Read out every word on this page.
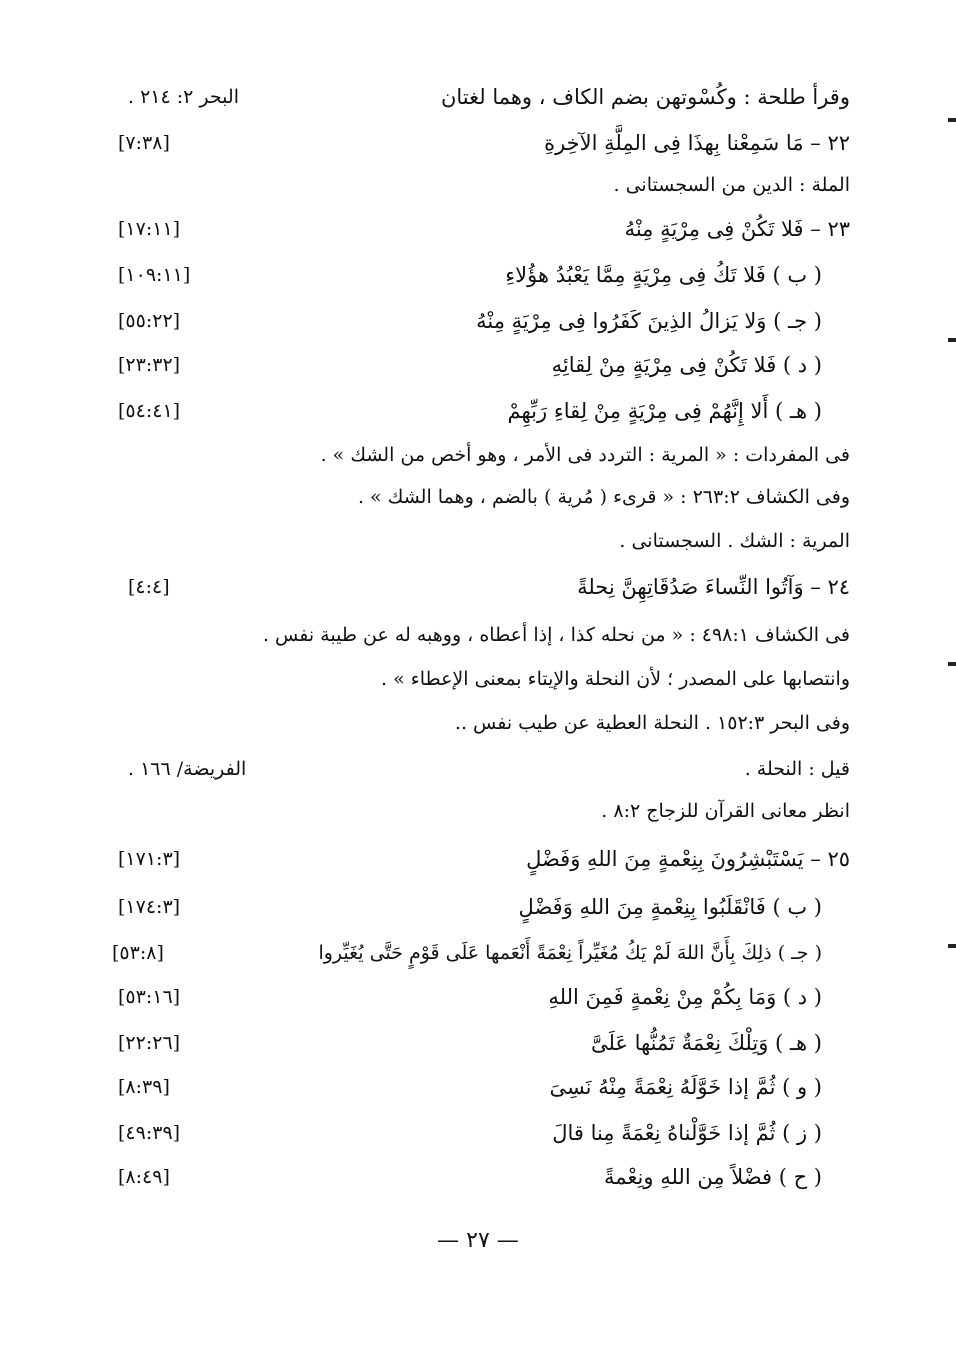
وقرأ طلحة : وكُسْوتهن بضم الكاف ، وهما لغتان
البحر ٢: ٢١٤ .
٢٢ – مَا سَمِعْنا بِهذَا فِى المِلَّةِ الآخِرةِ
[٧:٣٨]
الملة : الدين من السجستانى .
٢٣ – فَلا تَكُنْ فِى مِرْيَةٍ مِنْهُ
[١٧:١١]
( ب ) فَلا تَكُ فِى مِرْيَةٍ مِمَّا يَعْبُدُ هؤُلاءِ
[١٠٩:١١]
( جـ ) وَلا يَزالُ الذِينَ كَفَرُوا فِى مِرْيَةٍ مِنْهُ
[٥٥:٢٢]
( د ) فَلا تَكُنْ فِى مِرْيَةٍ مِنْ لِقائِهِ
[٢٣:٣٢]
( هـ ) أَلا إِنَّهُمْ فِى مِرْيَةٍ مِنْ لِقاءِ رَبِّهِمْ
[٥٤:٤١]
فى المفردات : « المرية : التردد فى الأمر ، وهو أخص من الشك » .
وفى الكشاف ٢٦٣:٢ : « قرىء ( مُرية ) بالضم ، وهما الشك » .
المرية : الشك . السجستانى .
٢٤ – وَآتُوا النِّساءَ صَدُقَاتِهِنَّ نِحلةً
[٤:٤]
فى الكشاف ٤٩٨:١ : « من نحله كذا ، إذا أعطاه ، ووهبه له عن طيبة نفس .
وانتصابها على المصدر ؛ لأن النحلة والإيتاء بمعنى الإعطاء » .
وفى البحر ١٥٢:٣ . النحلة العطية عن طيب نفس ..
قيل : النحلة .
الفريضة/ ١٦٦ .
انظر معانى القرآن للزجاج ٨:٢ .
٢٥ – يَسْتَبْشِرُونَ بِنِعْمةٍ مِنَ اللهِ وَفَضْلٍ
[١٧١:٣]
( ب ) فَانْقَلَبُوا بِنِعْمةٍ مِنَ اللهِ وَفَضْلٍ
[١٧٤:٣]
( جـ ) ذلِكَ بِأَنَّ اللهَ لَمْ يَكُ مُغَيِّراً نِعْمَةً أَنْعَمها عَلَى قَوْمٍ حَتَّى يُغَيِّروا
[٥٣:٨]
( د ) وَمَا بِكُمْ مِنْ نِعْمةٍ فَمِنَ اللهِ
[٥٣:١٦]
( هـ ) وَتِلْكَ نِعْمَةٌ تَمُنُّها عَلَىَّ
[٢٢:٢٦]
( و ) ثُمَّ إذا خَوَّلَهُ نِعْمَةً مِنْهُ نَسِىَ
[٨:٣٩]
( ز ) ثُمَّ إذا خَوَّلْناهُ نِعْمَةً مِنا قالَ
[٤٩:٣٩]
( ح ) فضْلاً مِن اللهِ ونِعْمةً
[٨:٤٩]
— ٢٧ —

## EXERCISE PROMPT
Repeat the material above in full and exactly, omitting the pictures.

## CORRECT RESPONSE
Read out every word on this page.
وقرأ طلحة : وكُسْوتهن بضم الكاف ، وهما لغتان
البحر ٢: ٢١٤ .
٢٢ – مَا سَمِعْنا بِهذَا فِى المِلَّةِ الآخِرةِ
[٧:٣٨]
الملة : الدين من السجستانى .
٢٣ – فَلا تَكُنْ فِى مِرْيَةٍ مِنْهُ
[١٧:١١]
( ب ) فَلا تَكُ فِى مِرْيَةٍ مِمَّا يَعْبُدُ هؤُلاءِ
[١٠٩:١١]
( جـ ) وَلا يَزالُ الذِينَ كَفَرُوا فِى مِرْيَةٍ مِنْهُ
[٥٥:٢٢]
( د ) فَلا تَكُنْ فِى مِرْيَةٍ مِنْ لِقائِهِ
[٢٣:٣٢]
( هـ ) أَلا إِنَّهُمْ فِى مِرْيَةٍ مِنْ لِقاءِ رَبِّهِمْ
[٥٤:٤١]
فى المفردات : « المرية : التردد فى الأمر ، وهو أخص من الشك » .
وفى الكشاف ٢٦٣:٢ : « قرىء ( مُرية ) بالضم ، وهما الشك » .
المرية : الشك . السجستانى .
٢٤ – وَآتُوا النِّساءَ صَدُقَاتِهِنَّ نِحلةً
[٤:٤]
فى الكشاف ٤٩٨:١ : « من نحله كذا ، إذا أعطاه ، ووهبه له عن طيبة نفس .
وانتصابها على المصدر ؛ لأن النحلة والإيتاء بمعنى الإعطاء » .
وفى البحر ١٥٢:٣ . النحلة العطية عن طيب نفس ..
قيل : النحلة .
الفريضة/ ١٦٦ .
انظر معانى القرآن للزجاج ٨:٢ .
٢٥ – يَسْتَبْشِرُونَ بِنِعْمةٍ مِنَ اللهِ وَفَضْلٍ
[١٧١:٣]
( ب ) فَانْقَلَبُوا بِنِعْمةٍ مِنَ اللهِ وَفَضْلٍ
[١٧٤:٣]
( جـ ) ذلِكَ بِأَنَّ اللهَ لَمْ يَكُ مُغَيِّراً نِعْمَةً أَنْعَمها عَلَى قَوْمٍ حَتَّى يُغَيِّروا
[٥٣:٨]
( د ) وَمَا بِكُمْ مِنْ نِعْمةٍ فَمِنَ اللهِ
[٥٣:١٦]
( هـ ) وَتِلْكَ نِعْمَةٌ تَمُنُّها عَلَىَّ
[٢٢:٢٦]
( و ) ثُمَّ إذا خَوَّلَهُ نِعْمَةً مِنْهُ نَسِىَ
[٨:٣٩]
( ز ) ثُمَّ إذا خَوَّلْناهُ نِعْمَةً مِنا قالَ
[٤٩:٣٩]
( ح ) فضْلاً مِن اللهِ ونِعْمةً
[٨:٤٩]
— ٢٧ —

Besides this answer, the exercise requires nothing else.